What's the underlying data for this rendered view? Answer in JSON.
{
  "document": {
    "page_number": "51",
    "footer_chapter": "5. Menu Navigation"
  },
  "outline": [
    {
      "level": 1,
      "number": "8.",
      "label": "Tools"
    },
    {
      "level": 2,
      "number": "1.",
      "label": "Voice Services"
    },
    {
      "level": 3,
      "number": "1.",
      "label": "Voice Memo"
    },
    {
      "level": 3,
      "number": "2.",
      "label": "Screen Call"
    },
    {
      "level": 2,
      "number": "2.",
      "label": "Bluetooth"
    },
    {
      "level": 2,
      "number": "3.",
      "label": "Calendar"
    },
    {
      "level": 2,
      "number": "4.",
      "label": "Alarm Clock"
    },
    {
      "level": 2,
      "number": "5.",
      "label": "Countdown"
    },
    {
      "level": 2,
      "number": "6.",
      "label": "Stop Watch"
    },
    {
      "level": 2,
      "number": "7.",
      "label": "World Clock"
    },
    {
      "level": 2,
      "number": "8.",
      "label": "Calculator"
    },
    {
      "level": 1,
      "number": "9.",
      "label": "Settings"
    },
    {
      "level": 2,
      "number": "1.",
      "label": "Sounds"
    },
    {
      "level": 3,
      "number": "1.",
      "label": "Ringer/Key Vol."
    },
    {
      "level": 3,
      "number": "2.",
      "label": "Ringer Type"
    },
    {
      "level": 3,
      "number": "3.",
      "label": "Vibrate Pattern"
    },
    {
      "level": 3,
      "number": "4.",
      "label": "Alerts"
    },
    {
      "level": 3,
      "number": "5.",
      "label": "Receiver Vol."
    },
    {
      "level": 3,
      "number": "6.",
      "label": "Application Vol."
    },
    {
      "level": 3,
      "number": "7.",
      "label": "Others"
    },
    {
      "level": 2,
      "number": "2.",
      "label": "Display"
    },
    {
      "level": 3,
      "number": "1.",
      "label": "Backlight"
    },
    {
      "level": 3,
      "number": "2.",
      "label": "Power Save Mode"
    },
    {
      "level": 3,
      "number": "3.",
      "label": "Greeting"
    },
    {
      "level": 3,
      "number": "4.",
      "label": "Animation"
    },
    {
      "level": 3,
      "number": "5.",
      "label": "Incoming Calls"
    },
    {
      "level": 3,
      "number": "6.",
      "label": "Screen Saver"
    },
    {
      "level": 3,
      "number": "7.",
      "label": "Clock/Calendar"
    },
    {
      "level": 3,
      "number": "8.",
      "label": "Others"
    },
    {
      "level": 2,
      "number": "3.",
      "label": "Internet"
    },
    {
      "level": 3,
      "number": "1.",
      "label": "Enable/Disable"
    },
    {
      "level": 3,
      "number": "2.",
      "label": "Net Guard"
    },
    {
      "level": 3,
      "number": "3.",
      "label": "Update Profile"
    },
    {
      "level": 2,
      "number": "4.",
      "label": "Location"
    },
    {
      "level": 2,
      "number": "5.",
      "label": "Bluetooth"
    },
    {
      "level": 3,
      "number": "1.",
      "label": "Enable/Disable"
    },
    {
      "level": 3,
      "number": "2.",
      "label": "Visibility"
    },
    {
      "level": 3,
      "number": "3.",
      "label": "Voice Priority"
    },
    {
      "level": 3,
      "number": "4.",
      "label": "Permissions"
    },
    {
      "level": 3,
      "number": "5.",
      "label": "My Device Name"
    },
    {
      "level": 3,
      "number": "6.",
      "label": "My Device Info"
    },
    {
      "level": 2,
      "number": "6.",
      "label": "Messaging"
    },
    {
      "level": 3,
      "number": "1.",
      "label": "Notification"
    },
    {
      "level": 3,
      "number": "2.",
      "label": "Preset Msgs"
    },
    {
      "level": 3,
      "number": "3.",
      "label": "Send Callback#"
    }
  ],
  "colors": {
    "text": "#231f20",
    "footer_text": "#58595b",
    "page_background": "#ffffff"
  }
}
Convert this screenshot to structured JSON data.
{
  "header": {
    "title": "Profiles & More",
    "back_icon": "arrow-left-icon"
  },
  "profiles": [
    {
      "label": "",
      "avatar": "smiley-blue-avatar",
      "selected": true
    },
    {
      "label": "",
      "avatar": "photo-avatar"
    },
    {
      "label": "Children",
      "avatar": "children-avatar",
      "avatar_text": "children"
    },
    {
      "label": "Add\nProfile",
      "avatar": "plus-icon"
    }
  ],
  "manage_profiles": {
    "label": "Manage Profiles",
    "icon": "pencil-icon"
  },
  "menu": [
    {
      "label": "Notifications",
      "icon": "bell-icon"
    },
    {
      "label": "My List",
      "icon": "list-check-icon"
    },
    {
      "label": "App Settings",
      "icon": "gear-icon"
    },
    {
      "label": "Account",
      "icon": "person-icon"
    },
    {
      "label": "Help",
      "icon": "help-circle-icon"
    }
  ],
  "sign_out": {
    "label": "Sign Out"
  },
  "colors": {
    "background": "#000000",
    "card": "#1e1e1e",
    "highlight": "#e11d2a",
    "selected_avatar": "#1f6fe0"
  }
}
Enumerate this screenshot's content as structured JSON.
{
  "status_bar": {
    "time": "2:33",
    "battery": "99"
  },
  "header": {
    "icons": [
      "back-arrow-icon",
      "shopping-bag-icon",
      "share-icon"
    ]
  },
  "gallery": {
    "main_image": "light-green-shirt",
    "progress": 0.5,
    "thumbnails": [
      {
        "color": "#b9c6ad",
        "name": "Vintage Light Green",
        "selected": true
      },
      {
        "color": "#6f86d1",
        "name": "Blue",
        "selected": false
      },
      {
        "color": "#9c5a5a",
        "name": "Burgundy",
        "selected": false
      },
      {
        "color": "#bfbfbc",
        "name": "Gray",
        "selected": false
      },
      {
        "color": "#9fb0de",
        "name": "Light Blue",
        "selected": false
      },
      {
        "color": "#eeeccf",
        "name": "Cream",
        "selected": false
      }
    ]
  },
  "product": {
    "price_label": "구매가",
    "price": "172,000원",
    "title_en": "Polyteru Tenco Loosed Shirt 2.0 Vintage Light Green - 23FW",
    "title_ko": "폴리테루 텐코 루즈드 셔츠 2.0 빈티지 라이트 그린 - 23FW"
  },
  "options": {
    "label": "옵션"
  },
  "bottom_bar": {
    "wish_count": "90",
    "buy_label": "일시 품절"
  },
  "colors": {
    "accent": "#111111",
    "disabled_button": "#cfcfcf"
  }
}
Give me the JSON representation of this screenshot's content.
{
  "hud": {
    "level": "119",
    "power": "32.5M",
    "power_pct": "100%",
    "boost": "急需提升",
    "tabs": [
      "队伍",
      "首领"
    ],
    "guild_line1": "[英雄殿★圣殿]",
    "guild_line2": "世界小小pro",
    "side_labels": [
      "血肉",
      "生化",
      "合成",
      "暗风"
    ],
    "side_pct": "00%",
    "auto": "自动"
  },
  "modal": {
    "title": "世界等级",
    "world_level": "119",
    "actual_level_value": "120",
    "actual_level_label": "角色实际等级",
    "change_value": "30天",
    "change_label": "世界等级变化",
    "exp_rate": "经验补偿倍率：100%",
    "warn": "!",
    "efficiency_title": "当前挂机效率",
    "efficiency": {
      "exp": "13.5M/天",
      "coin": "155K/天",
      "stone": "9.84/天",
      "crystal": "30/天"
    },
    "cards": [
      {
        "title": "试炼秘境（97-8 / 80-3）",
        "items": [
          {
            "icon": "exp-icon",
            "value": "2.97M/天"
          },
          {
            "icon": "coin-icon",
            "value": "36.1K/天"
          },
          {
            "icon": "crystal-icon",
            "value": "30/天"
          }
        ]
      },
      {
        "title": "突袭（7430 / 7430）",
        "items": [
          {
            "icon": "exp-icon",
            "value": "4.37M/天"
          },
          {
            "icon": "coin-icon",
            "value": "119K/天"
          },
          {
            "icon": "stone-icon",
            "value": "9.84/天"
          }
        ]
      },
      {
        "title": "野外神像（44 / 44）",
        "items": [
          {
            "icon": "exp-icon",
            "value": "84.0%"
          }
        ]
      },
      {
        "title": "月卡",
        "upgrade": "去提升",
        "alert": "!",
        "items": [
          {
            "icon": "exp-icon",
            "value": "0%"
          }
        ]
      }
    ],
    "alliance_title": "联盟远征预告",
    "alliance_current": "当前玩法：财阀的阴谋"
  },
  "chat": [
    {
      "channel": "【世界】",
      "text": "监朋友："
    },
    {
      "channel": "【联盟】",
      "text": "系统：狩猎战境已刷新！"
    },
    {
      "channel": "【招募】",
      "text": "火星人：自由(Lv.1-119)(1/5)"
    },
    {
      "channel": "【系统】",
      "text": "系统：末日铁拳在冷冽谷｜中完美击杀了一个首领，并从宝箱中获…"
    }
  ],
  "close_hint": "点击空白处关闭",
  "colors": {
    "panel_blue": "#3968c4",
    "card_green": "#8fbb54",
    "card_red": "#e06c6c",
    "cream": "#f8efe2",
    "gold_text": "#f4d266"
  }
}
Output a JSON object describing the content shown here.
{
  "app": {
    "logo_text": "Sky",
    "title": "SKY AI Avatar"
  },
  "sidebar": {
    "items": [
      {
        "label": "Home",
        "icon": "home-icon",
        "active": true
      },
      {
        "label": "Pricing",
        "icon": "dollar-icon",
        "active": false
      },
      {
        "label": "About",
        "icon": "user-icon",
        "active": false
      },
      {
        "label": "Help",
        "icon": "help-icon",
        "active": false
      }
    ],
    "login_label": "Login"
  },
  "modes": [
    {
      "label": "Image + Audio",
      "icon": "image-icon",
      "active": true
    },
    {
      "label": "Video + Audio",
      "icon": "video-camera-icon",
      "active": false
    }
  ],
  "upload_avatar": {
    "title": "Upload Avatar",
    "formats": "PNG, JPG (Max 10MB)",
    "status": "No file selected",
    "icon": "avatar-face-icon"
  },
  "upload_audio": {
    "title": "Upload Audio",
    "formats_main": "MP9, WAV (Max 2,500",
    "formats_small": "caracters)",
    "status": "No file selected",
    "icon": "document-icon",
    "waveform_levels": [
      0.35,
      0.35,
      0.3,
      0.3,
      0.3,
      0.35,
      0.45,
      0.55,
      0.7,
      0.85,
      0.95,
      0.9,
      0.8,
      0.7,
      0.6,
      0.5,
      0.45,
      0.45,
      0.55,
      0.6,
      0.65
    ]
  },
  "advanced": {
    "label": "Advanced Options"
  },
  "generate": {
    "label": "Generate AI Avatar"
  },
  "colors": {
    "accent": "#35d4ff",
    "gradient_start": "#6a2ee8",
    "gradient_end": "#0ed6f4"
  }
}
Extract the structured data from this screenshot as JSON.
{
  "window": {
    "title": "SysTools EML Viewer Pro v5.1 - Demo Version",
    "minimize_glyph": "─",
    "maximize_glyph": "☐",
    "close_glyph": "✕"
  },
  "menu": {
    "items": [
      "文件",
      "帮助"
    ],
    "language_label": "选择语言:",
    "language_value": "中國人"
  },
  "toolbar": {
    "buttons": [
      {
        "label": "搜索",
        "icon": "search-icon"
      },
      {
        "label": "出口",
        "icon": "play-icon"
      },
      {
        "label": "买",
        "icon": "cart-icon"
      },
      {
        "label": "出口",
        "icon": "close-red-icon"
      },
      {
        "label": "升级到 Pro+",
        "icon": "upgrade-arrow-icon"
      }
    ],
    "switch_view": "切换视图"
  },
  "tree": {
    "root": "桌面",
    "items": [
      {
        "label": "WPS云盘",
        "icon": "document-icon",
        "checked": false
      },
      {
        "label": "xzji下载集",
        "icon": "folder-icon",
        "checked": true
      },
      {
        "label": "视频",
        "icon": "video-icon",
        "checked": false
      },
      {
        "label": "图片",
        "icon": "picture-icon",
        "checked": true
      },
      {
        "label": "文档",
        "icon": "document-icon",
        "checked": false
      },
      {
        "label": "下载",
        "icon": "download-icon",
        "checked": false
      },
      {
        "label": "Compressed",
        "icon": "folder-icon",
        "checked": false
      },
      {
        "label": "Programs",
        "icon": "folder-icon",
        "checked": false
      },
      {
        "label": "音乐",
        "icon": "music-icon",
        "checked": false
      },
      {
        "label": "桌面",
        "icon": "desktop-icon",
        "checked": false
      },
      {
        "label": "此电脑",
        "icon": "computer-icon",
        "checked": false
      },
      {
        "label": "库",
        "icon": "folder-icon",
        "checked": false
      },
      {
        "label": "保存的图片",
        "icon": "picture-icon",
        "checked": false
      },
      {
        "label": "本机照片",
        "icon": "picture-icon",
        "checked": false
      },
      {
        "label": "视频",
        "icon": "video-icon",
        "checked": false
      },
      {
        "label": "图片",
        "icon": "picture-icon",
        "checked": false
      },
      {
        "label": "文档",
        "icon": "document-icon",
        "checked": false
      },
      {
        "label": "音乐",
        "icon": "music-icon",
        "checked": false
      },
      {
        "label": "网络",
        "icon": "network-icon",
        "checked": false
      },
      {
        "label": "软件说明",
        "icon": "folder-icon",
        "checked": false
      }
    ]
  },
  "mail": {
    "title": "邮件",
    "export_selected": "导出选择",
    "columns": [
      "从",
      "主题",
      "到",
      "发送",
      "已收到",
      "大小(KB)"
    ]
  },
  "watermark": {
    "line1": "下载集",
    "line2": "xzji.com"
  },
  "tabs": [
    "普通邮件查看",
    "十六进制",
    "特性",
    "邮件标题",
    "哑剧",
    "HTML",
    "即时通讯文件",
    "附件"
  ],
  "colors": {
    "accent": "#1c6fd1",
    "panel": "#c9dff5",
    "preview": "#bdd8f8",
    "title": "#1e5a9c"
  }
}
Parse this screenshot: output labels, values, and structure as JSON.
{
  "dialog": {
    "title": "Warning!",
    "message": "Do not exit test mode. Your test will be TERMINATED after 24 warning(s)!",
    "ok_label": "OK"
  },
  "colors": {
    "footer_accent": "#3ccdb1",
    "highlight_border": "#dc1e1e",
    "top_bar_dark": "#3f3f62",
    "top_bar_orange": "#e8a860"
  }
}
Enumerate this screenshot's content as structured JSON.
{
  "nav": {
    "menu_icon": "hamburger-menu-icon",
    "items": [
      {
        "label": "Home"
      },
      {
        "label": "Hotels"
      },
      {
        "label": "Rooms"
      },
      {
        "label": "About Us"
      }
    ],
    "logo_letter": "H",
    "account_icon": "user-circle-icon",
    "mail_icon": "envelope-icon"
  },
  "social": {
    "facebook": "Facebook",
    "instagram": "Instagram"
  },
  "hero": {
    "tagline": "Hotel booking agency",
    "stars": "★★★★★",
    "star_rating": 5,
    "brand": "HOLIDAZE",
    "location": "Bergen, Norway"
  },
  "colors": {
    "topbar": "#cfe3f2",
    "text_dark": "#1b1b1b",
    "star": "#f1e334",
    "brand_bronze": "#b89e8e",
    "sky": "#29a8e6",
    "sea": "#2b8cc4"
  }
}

:::

Pull out every line above that holds the word "Clock".

CORRECT ANSWER:
      "label": "Alarm Clock"
      "label": "World Clock"
      "label": "Clock/Calendar"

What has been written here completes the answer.